**Aim of the exercise:**
Lift every line from the entries that includes the word "borde".

**Data shown:**
----------------

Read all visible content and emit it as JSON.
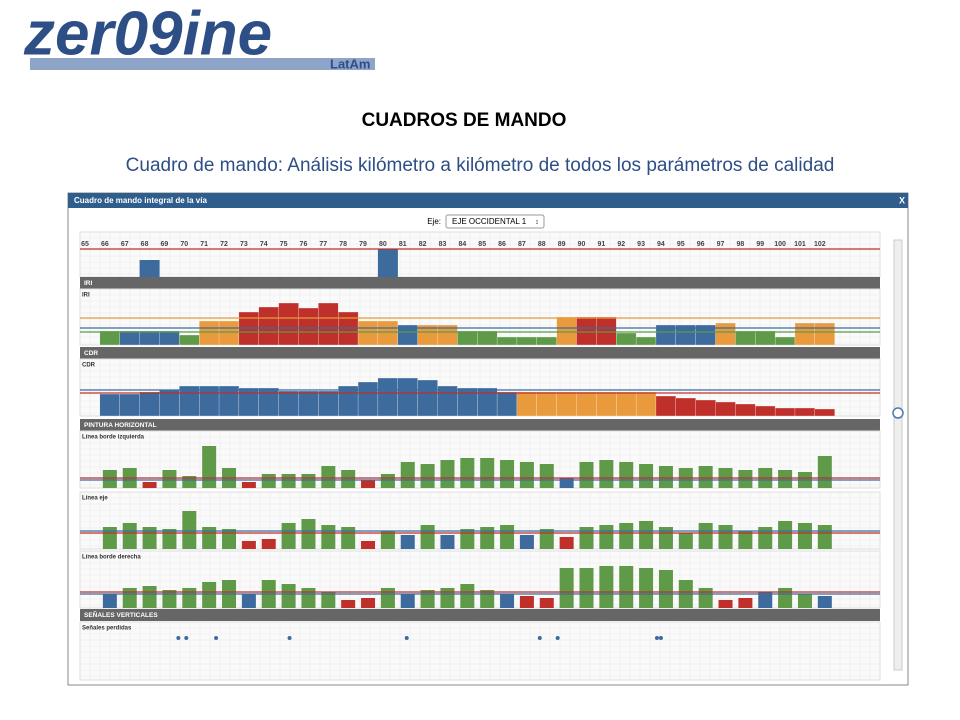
{
  "header": {
    "logo": "zer09ine",
    "logo_sub": "LatAm",
    "title": "CUADROS DE MANDO",
    "subtitle": "Cuadro de mando:  Análisis kilómetro a kilómetro de todos los parámetros de calidad"
  },
  "window": {
    "title": "Cuadro de mando integral de la vía",
    "close": "X",
    "axis_label": "Eje:",
    "axis_value": "EJE OCCIDENTAL 1"
  },
  "km_panel": {
    "kms": [
      65,
      66,
      67,
      68,
      69,
      70,
      71,
      72,
      73,
      74,
      75,
      76,
      77,
      78,
      79,
      80,
      81,
      82,
      83,
      84,
      85,
      86,
      87,
      88,
      89,
      90,
      91,
      92,
      93,
      94,
      95,
      96,
      97,
      98,
      99,
      100,
      101,
      102
    ],
    "bar_kms": [
      68,
      80
    ],
    "values": [
      17,
      28
    ],
    "color": "#3d6b9e",
    "ylim": [
      0,
      45
    ],
    "thresholds": [
      {
        "value": 28,
        "color": "#c0302a"
      }
    ]
  },
  "sections": [
    {
      "header": "IRI",
      "charts": [
        {
          "label": "IRI",
          "ylim": [
            0,
            56
          ],
          "values": [
            14,
            14,
            14,
            14,
            10,
            24,
            24,
            33,
            38,
            42,
            37,
            42,
            33,
            24,
            24,
            20,
            20,
            20,
            14,
            14,
            8,
            8,
            8,
            28,
            28,
            28,
            12,
            8,
            20,
            20,
            20,
            22,
            14,
            14,
            8,
            22,
            22
          ],
          "colors": [
            "#5e9a48",
            "#3d6b9e",
            "#3d6b9e",
            "#3d6b9e",
            "#5e9a48",
            "#e89a3c",
            "#e89a3c",
            "#c0302a",
            "#c0302a",
            "#c0302a",
            "#c0302a",
            "#c0302a",
            "#c0302a",
            "#e89a3c",
            "#e89a3c",
            "#3d6b9e",
            "#e89a3c",
            "#e89a3c",
            "#5e9a48",
            "#5e9a48",
            "#5e9a48",
            "#5e9a48",
            "#5e9a48",
            "#e89a3c",
            "#c0302a",
            "#c0302a",
            "#5e9a48",
            "#5e9a48",
            "#3d6b9e",
            "#3d6b9e",
            "#3d6b9e",
            "#e89a3c",
            "#5e9a48",
            "#5e9a48",
            "#5e9a48",
            "#e89a3c",
            "#e89a3c"
          ],
          "thresholds": [
            {
              "value": 27,
              "color": "#e89a3c"
            },
            {
              "value": 17,
              "color": "#3d6b9e"
            },
            {
              "value": 13,
              "color": "#5e9a48"
            }
          ]
        }
      ]
    },
    {
      "header": "CDR",
      "charts": [
        {
          "label": "CDR",
          "ylim": [
            0,
            57
          ],
          "values": [
            22,
            22,
            24,
            26,
            30,
            30,
            30,
            28,
            28,
            25,
            25,
            25,
            30,
            34,
            38,
            38,
            36,
            30,
            28,
            28,
            24,
            24,
            24,
            24,
            24,
            24,
            24,
            24,
            20,
            18,
            16,
            14,
            12,
            10,
            8,
            8,
            7
          ],
          "colors": [
            "#3d6b9e",
            "#3d6b9e",
            "#3d6b9e",
            "#3d6b9e",
            "#3d6b9e",
            "#3d6b9e",
            "#3d6b9e",
            "#3d6b9e",
            "#3d6b9e",
            "#3d6b9e",
            "#3d6b9e",
            "#3d6b9e",
            "#3d6b9e",
            "#3d6b9e",
            "#3d6b9e",
            "#3d6b9e",
            "#3d6b9e",
            "#3d6b9e",
            "#3d6b9e",
            "#3d6b9e",
            "#3d6b9e",
            "#e89a3c",
            "#e89a3c",
            "#e89a3c",
            "#e89a3c",
            "#e89a3c",
            "#e89a3c",
            "#e89a3c",
            "#c0302a",
            "#c0302a",
            "#c0302a",
            "#c0302a",
            "#c0302a",
            "#c0302a",
            "#c0302a",
            "#c0302a",
            "#c0302a"
          ],
          "thresholds": [
            {
              "value": 26,
              "color": "#3d6b9e"
            },
            {
              "value": 23,
              "color": "#c0302a"
            }
          ]
        }
      ]
    },
    {
      "header": "PINTURA HORIZONTAL",
      "charts": [
        {
          "label": "Línea borde izquierda",
          "ylim": [
            0,
            57
          ],
          "values": [
            18,
            20,
            6,
            18,
            12,
            42,
            20,
            6,
            14,
            14,
            14,
            22,
            18,
            8,
            14,
            26,
            24,
            28,
            30,
            30,
            28,
            26,
            24,
            10,
            26,
            28,
            26,
            24,
            22,
            20,
            22,
            20,
            18,
            20,
            18,
            16,
            32
          ],
          "colors": [
            "#5e9a48",
            "#5e9a48",
            "#c0302a",
            "#5e9a48",
            "#5e9a48",
            "#5e9a48",
            "#5e9a48",
            "#c0302a",
            "#5e9a48",
            "#5e9a48",
            "#5e9a48",
            "#5e9a48",
            "#5e9a48",
            "#c0302a",
            "#5e9a48",
            "#5e9a48",
            "#5e9a48",
            "#5e9a48",
            "#5e9a48",
            "#5e9a48",
            "#5e9a48",
            "#5e9a48",
            "#5e9a48",
            "#3d6b9e",
            "#5e9a48",
            "#5e9a48",
            "#5e9a48",
            "#5e9a48",
            "#5e9a48",
            "#5e9a48",
            "#5e9a48",
            "#5e9a48",
            "#5e9a48",
            "#5e9a48",
            "#5e9a48",
            "#5e9a48",
            "#5e9a48"
          ],
          "thresholds": [
            {
              "value": 10,
              "color": "#c0302a"
            },
            {
              "value": 8,
              "color": "#3d6b9e"
            }
          ]
        },
        {
          "label": "Línea eje",
          "ylim": [
            0,
            57
          ],
          "values": [
            22,
            26,
            22,
            20,
            38,
            22,
            20,
            8,
            10,
            26,
            30,
            24,
            22,
            8,
            18,
            14,
            24,
            14,
            20,
            22,
            24,
            14,
            20,
            12,
            22,
            24,
            26,
            28,
            22,
            16,
            26,
            24,
            18,
            22,
            28,
            26,
            24
          ],
          "colors": [
            "#5e9a48",
            "#5e9a48",
            "#5e9a48",
            "#5e9a48",
            "#5e9a48",
            "#5e9a48",
            "#5e9a48",
            "#c0302a",
            "#c0302a",
            "#5e9a48",
            "#5e9a48",
            "#5e9a48",
            "#5e9a48",
            "#c0302a",
            "#5e9a48",
            "#3d6b9e",
            "#5e9a48",
            "#3d6b9e",
            "#5e9a48",
            "#5e9a48",
            "#5e9a48",
            "#3d6b9e",
            "#5e9a48",
            "#c0302a",
            "#5e9a48",
            "#5e9a48",
            "#5e9a48",
            "#5e9a48",
            "#5e9a48",
            "#5e9a48",
            "#5e9a48",
            "#5e9a48",
            "#5e9a48",
            "#5e9a48",
            "#5e9a48",
            "#5e9a48",
            "#5e9a48"
          ],
          "thresholds": [
            {
              "value": 18,
              "color": "#3d6b9e"
            },
            {
              "value": 16,
              "color": "#c0302a"
            }
          ]
        },
        {
          "label": "Línea borde derecha",
          "ylim": [
            0,
            57
          ],
          "values": [
            14,
            20,
            22,
            18,
            20,
            26,
            28,
            14,
            28,
            24,
            20,
            16,
            8,
            10,
            20,
            14,
            18,
            20,
            24,
            18,
            14,
            12,
            10,
            40,
            40,
            42,
            42,
            40,
            38,
            28,
            20,
            8,
            10,
            16,
            20,
            14,
            12
          ],
          "colors": [
            "#3d6b9e",
            "#5e9a48",
            "#5e9a48",
            "#5e9a48",
            "#5e9a48",
            "#5e9a48",
            "#5e9a48",
            "#3d6b9e",
            "#5e9a48",
            "#5e9a48",
            "#5e9a48",
            "#5e9a48",
            "#c0302a",
            "#c0302a",
            "#5e9a48",
            "#3d6b9e",
            "#5e9a48",
            "#5e9a48",
            "#5e9a48",
            "#5e9a48",
            "#3d6b9e",
            "#c0302a",
            "#c0302a",
            "#5e9a48",
            "#5e9a48",
            "#5e9a48",
            "#5e9a48",
            "#5e9a48",
            "#5e9a48",
            "#5e9a48",
            "#5e9a48",
            "#c0302a",
            "#c0302a",
            "#3d6b9e",
            "#5e9a48",
            "#5e9a48",
            "#3d6b9e"
          ],
          "thresholds": [
            {
              "value": 16,
              "color": "#c0302a"
            },
            {
              "value": 14,
              "color": "#3d6b9e"
            }
          ]
        }
      ]
    },
    {
      "header": "SEÑALES VERTICALES",
      "charts": [
        {
          "label": "Señales perdidas",
          "points": [
            69.7,
            70.1,
            71.6,
            75.3,
            81.2,
            87.9,
            88.8,
            93.8,
            94.0
          ],
          "color": "#3d6b9e"
        }
      ]
    }
  ]
}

----------------

**Solution to the exercise:**
          "label": "Línea borde izquierda",
          "label": "Línea borde derecha",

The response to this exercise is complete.